(Dataset records)
*****

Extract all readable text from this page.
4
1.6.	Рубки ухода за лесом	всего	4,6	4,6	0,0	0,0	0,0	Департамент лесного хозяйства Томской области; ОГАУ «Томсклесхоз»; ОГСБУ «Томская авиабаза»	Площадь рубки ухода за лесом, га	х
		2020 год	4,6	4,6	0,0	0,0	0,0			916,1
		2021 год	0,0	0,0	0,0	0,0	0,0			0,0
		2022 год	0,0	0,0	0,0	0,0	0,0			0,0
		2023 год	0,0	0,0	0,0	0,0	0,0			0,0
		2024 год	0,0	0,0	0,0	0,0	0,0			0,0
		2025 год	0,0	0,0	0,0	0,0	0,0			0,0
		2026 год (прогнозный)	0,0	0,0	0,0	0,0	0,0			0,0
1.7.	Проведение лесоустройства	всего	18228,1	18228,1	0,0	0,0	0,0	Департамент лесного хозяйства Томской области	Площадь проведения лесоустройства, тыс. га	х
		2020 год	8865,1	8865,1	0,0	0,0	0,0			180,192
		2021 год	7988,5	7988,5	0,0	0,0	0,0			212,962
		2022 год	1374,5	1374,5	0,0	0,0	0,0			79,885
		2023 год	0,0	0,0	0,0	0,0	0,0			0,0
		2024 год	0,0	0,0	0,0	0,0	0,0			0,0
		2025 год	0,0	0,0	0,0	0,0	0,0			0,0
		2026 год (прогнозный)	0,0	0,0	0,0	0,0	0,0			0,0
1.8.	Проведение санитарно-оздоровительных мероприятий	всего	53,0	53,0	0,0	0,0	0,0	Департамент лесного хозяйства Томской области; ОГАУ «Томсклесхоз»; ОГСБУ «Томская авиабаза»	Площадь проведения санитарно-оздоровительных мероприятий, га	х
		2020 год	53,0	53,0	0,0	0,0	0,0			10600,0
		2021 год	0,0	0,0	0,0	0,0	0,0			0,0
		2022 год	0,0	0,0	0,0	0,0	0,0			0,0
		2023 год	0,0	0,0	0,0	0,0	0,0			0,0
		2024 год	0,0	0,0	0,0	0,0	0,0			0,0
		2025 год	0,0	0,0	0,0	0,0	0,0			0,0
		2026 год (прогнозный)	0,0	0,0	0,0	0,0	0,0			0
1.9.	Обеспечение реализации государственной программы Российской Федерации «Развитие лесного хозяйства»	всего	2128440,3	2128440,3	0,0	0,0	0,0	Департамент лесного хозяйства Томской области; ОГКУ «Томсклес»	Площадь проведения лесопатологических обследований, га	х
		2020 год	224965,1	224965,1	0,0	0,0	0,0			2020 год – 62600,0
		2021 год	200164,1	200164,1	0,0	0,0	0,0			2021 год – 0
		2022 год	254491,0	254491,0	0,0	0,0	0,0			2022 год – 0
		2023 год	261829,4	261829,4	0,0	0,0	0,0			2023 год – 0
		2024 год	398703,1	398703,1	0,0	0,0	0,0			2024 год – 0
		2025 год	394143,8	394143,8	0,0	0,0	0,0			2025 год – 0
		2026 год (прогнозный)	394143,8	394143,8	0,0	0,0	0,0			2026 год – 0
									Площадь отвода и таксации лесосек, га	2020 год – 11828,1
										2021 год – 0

*****

Task to complete ▸ Reproduce every entry shown above, precisely as it stands.

The completed task ▸
Extract all readable text from this page.
4
1.6.	Рубки ухода за лесом	всего	4,6	4,6	0,0	0,0	0,0	Департамент лесного хозяйства Томской области; ОГАУ «Томсклесхоз»; ОГСБУ «Томская авиабаза»	Площадь рубки ухода за лесом, га	х
		2020 год	4,6	4,6	0,0	0,0	0,0			916,1
		2021 год	0,0	0,0	0,0	0,0	0,0			0,0
		2022 год	0,0	0,0	0,0	0,0	0,0			0,0
		2023 год	0,0	0,0	0,0	0,0	0,0			0,0
		2024 год	0,0	0,0	0,0	0,0	0,0			0,0
		2025 год	0,0	0,0	0,0	0,0	0,0			0,0
		2026 год (прогнозный)	0,0	0,0	0,0	0,0	0,0			0,0
1.7.	Проведение лесоустройства	всего	18228,1	18228,1	0,0	0,0	0,0	Департамент лесного хозяйства Томской области	Площадь проведения лесоустройства, тыс. га	х
		2020 год	8865,1	8865,1	0,0	0,0	0,0			180,192
		2021 год	7988,5	7988,5	0,0	0,0	0,0			212,962
		2022 год	1374,5	1374,5	0,0	0,0	0,0			79,885
		2023 год	0,0	0,0	0,0	0,0	0,0			0,0
		2024 год	0,0	0,0	0,0	0,0	0,0			0,0
		2025 год	0,0	0,0	0,0	0,0	0,0			0,0
		2026 год (прогнозный)	0,0	0,0	0,0	0,0	0,0			0,0
1.8.	Проведение санитарно-оздоровительных мероприятий	всего	53,0	53,0	0,0	0,0	0,0	Департамент лесного хозяйства Томской области; ОГАУ «Томсклесхоз»; ОГСБУ «Томская авиабаза»	Площадь проведения санитарно-оздоровительных мероприятий, га	х
		2020 год	53,0	53,0	0,0	0,0	0,0			10600,0
		2021 год	0,0	0,0	0,0	0,0	0,0			0,0
		2022 год	0,0	0,0	0,0	0,0	0,0			0,0
		2023 год	0,0	0,0	0,0	0,0	0,0			0,0
		2024 год	0,0	0,0	0,0	0,0	0,0			0,0
		2025 год	0,0	0,0	0,0	0,0	0,0			0,0
		2026 год (прогнозный)	0,0	0,0	0,0	0,0	0,0			0
1.9.	Обеспечение реализации государственной программы Российской Федерации «Развитие лесного хозяйства»	всего	2128440,3	2128440,3	0,0	0,0	0,0	Департамент лесного хозяйства Томской области; ОГКУ «Томсклес»	Площадь проведения лесопатологических обследований, га	х
		2020 год	224965,1	224965,1	0,0	0,0	0,0			2020 год – 62600,0
		2021 год	200164,1	200164,1	0,0	0,0	0,0			2021 год – 0
		2022 год	254491,0	254491,0	0,0	0,0	0,0			2022 год – 0
		2023 год	261829,4	261829,4	0,0	0,0	0,0			2023 год – 0
		2024 год	398703,1	398703,1	0,0	0,0	0,0			2024 год – 0
		2025 год	394143,8	394143,8	0,0	0,0	0,0			2025 год – 0
		2026 год (прогнозный)	394143,8	394143,8	0,0	0,0	0,0			2026 год – 0
									Площадь отвода и таксации лесосек, га	2020 год – 11828,1
										2021 год – 0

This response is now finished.